EXTRAIT:

────

0.3.2.1. L’analyse socio-économique

L’analyse socio-économique des organisations postule qu’une organisation est un ensemble de structures et de comportements qui interagissent. Ces interactions se traduisent par des variations d’activités qui représentent le fonctionnement de l’organisation.

Si aucune distorsion n’intervient, du fait de ces variations d’activités, entre le fonctionnement attendu et le fonctionnement réel, nous parlons alors d’orthofonctionnement. Si au contraire, ces variations génèrent des écarts, nous sommes en présence de dysfonctionnement.

Les dysfonctionnements se définissent alors comme suit : «ils sont le produit des interactions entre les structures d’une organisation et les comportements des acteurs internes et externes. Ils sont qualifiés par les acteurs comme des écarts par rapport à l’orthofonctionnement, c’est-à-dire le fonctionnement souhaité». (Savall et Zardet 1 )

────

EXERCICE:
Répondez brièvement à ces questions sur l'extrait consacré à l'analyse socio-économique.
(a) Que représentent les variations d'activités ?
(b) Quel terme désigne l'absence de distorsion entre le fonctionnement attendu et le fonctionnement réel ?
(c) À quels auteurs la définition des dysfonctionnements est-elle attribuée ?

RELEVÉS DE DONNÉES:

────

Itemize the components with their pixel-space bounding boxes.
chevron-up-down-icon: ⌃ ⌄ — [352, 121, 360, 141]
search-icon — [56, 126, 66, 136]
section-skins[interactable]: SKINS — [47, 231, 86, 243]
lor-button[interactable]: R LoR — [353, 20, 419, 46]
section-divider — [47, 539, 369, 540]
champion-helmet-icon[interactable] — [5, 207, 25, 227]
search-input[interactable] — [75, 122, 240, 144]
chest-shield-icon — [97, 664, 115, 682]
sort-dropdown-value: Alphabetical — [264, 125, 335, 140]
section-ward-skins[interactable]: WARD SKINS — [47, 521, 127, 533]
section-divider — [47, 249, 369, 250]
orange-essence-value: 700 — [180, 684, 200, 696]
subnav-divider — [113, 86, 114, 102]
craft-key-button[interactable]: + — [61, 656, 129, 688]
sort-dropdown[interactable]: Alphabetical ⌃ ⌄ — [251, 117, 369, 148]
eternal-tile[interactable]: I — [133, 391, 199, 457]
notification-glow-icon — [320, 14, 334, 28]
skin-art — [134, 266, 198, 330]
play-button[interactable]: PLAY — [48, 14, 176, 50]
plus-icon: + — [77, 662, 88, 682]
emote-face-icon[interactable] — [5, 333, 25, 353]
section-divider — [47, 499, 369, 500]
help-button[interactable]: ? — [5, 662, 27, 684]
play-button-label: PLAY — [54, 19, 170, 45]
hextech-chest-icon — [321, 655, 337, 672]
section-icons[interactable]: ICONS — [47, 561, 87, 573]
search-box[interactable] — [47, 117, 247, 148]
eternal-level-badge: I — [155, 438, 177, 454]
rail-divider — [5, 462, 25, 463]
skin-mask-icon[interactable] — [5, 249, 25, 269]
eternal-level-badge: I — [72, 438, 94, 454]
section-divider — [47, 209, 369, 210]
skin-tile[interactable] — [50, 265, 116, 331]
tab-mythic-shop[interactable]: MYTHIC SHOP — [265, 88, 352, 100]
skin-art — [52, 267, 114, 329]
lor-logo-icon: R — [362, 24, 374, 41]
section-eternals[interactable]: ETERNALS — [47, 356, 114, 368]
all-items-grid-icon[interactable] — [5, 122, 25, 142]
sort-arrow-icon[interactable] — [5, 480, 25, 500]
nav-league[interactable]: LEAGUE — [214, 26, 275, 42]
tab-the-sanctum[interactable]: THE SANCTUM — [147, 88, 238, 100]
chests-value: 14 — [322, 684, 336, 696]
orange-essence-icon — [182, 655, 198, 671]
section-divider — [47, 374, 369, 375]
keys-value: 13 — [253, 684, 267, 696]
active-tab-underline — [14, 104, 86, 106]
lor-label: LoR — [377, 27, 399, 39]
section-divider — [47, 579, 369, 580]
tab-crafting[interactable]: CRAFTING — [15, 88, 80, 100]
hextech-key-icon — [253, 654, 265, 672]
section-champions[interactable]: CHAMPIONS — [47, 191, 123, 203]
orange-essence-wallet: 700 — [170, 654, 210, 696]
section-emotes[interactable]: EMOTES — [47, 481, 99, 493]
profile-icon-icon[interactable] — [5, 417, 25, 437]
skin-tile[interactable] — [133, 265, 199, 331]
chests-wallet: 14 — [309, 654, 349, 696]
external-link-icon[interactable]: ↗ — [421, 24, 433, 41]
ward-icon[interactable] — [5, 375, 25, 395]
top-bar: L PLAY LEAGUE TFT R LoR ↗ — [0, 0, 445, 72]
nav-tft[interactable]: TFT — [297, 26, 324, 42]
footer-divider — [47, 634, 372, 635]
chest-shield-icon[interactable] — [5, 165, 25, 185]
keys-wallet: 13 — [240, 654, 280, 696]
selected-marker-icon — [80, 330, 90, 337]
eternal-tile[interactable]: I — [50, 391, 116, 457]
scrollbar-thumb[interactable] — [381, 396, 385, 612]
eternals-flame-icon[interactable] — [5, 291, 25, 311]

────

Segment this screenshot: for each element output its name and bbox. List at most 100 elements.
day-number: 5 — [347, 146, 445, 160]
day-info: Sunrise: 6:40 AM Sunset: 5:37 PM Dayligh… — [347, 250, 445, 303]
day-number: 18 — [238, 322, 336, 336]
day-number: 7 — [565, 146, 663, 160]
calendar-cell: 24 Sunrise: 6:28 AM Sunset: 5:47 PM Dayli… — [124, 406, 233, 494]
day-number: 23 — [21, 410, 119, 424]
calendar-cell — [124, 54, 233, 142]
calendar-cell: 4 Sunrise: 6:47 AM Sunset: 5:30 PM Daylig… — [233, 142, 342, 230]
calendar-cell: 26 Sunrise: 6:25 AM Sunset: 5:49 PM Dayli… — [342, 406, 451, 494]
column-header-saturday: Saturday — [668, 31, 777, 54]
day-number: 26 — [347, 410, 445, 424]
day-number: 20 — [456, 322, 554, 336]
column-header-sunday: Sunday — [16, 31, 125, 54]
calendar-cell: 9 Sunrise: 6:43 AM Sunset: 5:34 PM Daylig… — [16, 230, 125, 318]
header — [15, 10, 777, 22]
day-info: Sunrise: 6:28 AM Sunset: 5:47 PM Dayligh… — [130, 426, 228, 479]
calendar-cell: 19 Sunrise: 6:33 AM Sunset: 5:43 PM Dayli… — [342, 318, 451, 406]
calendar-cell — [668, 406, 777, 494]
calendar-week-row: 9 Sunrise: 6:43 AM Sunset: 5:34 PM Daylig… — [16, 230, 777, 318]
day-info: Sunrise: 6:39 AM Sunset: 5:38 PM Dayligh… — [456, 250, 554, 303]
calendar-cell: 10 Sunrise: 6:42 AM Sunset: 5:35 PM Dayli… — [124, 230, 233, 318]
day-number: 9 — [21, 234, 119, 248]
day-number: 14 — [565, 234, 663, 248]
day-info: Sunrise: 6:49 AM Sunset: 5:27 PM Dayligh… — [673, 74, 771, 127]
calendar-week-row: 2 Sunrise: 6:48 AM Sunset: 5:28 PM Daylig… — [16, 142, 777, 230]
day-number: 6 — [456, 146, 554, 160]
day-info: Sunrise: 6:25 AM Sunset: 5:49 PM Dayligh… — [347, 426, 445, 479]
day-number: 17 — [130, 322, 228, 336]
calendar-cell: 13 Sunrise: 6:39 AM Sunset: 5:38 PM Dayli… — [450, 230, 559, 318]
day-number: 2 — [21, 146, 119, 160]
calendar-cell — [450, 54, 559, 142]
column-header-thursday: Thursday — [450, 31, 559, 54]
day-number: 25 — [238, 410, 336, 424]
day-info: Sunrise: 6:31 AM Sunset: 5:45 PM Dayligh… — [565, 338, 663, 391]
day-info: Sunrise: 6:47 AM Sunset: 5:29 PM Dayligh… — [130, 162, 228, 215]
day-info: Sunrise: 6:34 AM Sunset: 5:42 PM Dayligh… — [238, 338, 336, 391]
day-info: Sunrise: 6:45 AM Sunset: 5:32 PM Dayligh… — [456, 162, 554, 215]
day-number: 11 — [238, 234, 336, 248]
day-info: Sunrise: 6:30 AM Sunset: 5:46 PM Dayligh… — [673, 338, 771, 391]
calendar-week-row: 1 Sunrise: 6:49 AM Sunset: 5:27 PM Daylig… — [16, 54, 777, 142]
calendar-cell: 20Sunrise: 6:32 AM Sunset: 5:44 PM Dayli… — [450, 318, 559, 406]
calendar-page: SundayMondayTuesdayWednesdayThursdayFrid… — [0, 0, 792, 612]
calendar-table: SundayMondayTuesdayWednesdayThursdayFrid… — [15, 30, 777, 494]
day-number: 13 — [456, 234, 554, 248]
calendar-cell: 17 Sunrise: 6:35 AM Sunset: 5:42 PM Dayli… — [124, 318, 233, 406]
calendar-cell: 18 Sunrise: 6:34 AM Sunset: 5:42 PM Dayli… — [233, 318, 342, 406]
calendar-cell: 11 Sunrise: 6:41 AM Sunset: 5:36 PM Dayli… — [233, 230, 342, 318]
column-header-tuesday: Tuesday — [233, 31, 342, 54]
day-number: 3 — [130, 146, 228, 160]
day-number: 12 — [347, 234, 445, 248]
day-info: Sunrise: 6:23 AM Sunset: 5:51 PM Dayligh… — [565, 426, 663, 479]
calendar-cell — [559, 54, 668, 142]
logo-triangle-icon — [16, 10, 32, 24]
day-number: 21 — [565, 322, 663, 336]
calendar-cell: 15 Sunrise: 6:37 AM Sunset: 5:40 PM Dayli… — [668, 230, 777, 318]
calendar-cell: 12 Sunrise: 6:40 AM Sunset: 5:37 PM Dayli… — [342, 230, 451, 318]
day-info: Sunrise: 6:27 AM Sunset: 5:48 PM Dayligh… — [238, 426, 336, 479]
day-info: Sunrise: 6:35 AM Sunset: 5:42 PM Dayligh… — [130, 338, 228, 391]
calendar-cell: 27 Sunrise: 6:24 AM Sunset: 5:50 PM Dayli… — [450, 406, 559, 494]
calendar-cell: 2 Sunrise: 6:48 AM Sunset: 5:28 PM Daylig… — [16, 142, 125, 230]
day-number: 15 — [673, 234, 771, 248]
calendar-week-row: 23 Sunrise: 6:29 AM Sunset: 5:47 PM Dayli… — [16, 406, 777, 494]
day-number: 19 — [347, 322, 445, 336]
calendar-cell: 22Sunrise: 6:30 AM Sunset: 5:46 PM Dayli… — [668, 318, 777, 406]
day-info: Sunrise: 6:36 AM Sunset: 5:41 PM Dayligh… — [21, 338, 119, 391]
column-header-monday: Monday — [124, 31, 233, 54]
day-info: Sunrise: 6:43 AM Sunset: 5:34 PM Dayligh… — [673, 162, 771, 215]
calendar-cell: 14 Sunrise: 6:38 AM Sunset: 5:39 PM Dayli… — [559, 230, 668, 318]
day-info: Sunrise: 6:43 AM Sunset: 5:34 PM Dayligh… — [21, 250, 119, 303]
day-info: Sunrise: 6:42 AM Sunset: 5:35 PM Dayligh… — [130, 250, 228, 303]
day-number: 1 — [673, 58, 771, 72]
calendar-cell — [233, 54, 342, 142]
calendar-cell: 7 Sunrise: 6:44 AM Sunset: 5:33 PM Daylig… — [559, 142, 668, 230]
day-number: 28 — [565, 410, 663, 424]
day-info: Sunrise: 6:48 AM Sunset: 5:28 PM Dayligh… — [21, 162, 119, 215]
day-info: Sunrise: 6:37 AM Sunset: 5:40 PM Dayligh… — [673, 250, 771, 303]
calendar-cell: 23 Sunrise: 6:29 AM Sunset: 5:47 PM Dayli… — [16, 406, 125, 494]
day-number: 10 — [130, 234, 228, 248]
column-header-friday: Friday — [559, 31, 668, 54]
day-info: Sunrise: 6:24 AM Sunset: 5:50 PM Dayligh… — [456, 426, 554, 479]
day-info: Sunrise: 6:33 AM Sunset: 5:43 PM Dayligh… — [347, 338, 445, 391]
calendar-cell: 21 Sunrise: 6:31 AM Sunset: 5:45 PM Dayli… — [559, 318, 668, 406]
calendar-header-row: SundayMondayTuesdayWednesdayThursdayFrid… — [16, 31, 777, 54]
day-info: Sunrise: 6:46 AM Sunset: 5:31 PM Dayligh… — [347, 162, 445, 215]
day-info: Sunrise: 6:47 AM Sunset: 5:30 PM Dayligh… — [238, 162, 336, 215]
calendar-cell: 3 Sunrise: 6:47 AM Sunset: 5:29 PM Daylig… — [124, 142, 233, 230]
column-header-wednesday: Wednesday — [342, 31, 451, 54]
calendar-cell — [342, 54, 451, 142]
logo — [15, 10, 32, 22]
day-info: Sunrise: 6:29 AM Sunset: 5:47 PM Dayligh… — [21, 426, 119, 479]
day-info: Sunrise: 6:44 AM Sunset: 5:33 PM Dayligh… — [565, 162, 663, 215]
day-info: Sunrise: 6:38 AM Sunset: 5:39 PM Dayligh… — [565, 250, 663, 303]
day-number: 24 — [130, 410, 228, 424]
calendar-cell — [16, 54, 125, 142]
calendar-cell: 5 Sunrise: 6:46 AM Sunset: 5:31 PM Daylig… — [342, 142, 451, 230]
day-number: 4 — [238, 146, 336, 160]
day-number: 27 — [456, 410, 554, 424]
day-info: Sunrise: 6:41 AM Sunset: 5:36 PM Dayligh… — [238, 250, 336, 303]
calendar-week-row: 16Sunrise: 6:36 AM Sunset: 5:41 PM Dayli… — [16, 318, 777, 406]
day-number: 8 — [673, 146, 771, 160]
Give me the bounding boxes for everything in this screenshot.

────

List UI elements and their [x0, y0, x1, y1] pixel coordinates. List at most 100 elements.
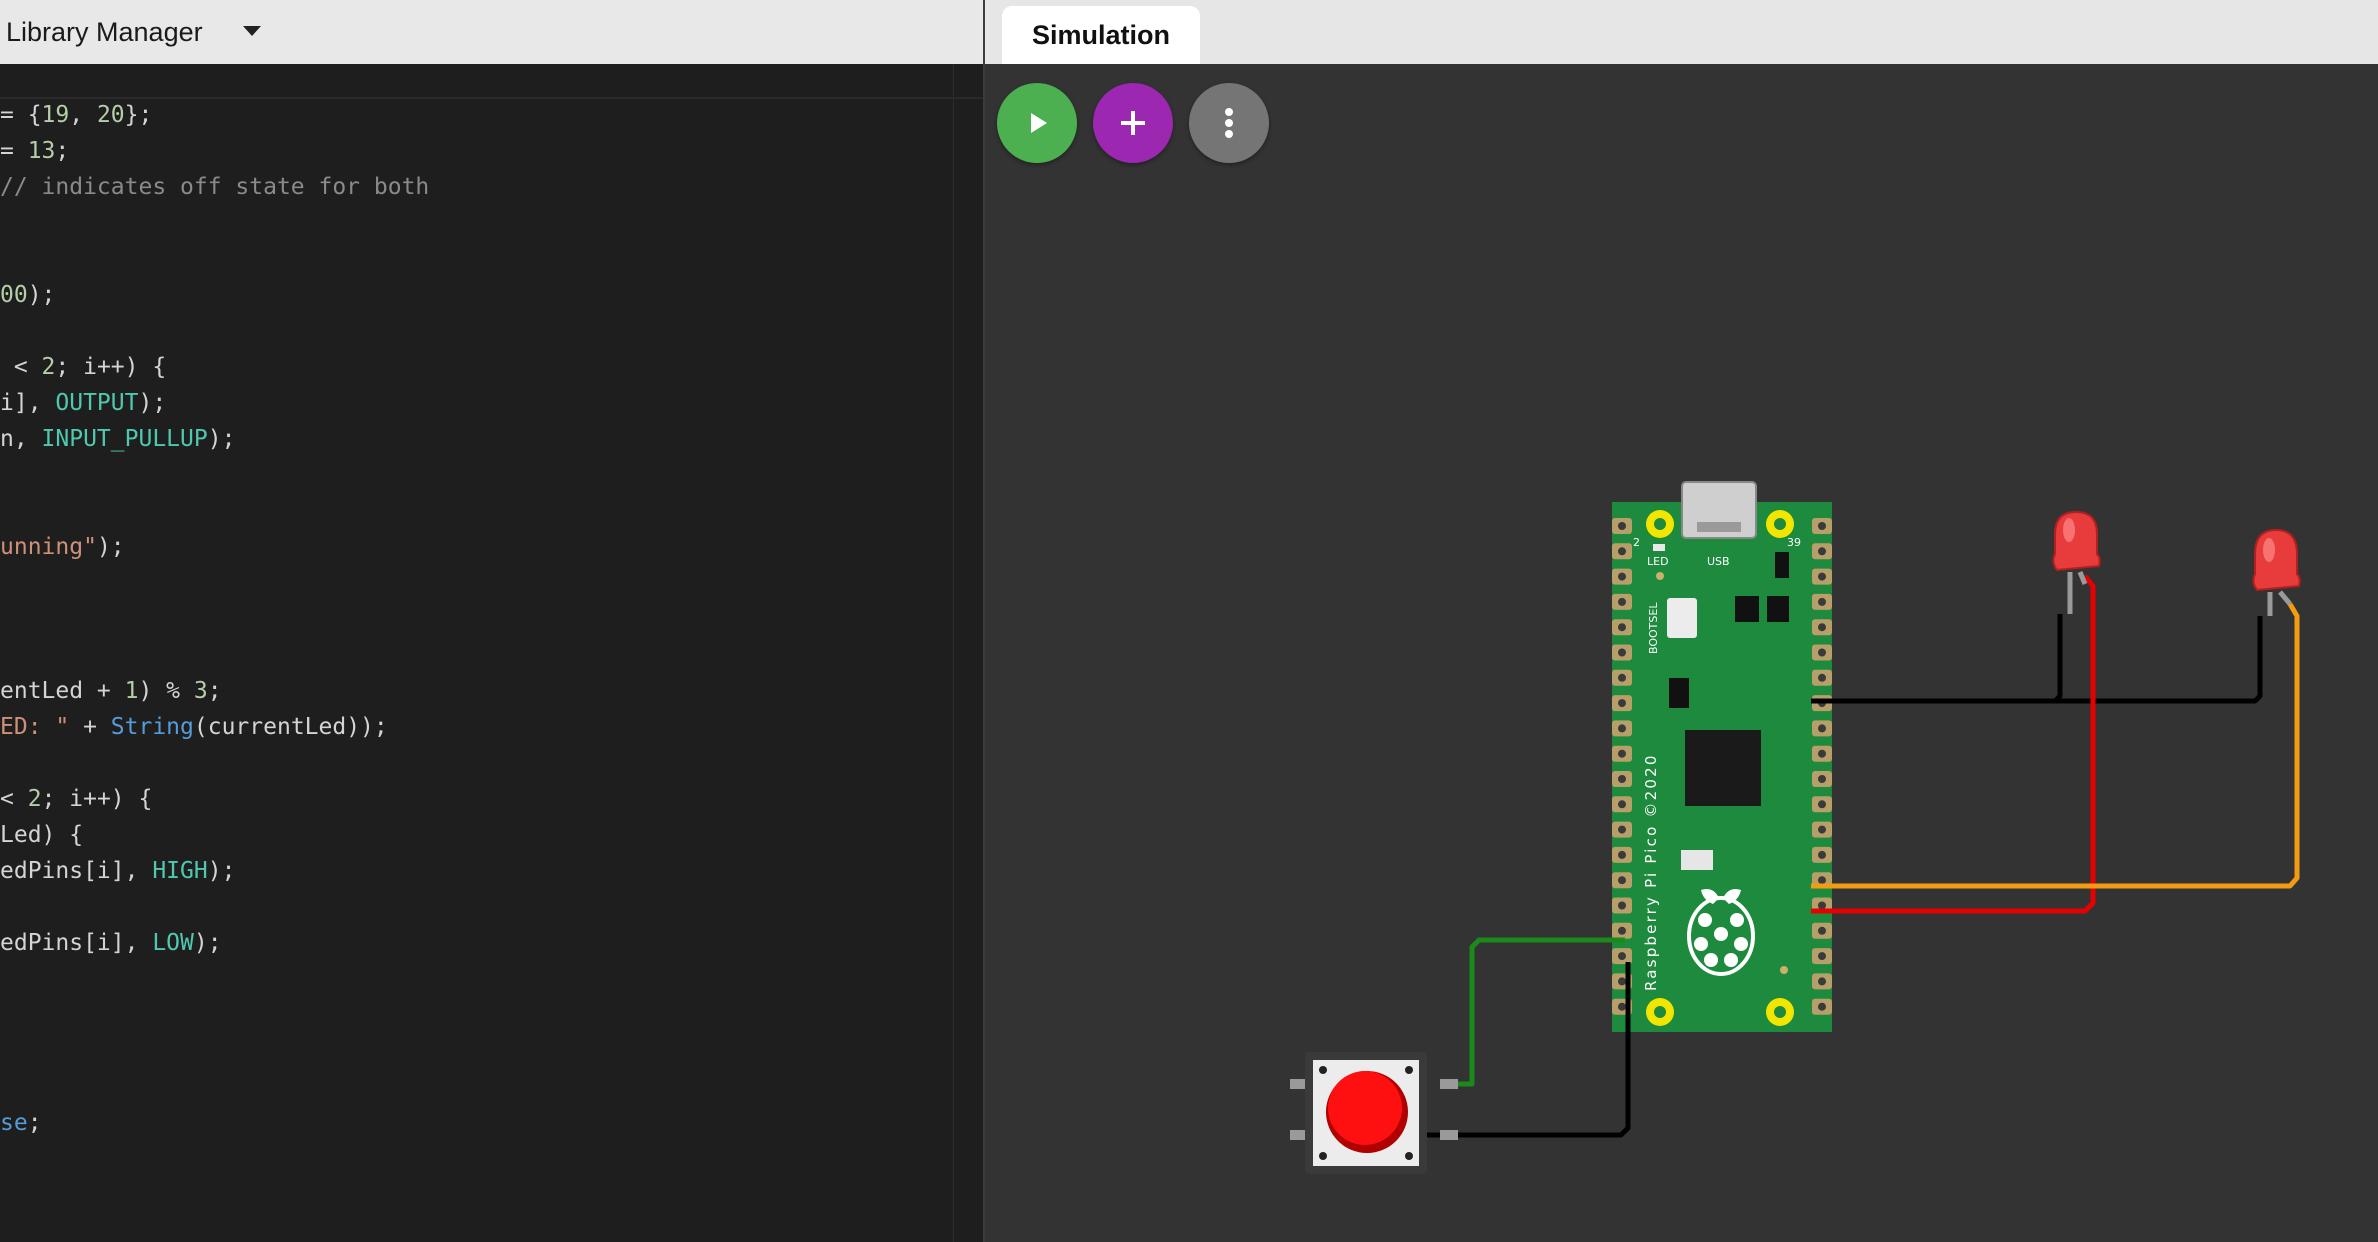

────

CORRIGÉ:
(a) Elles représentent le fonctionnement de l'organisation.
(b) L'orthofonctionnement.
(c) À Savall et Zardet.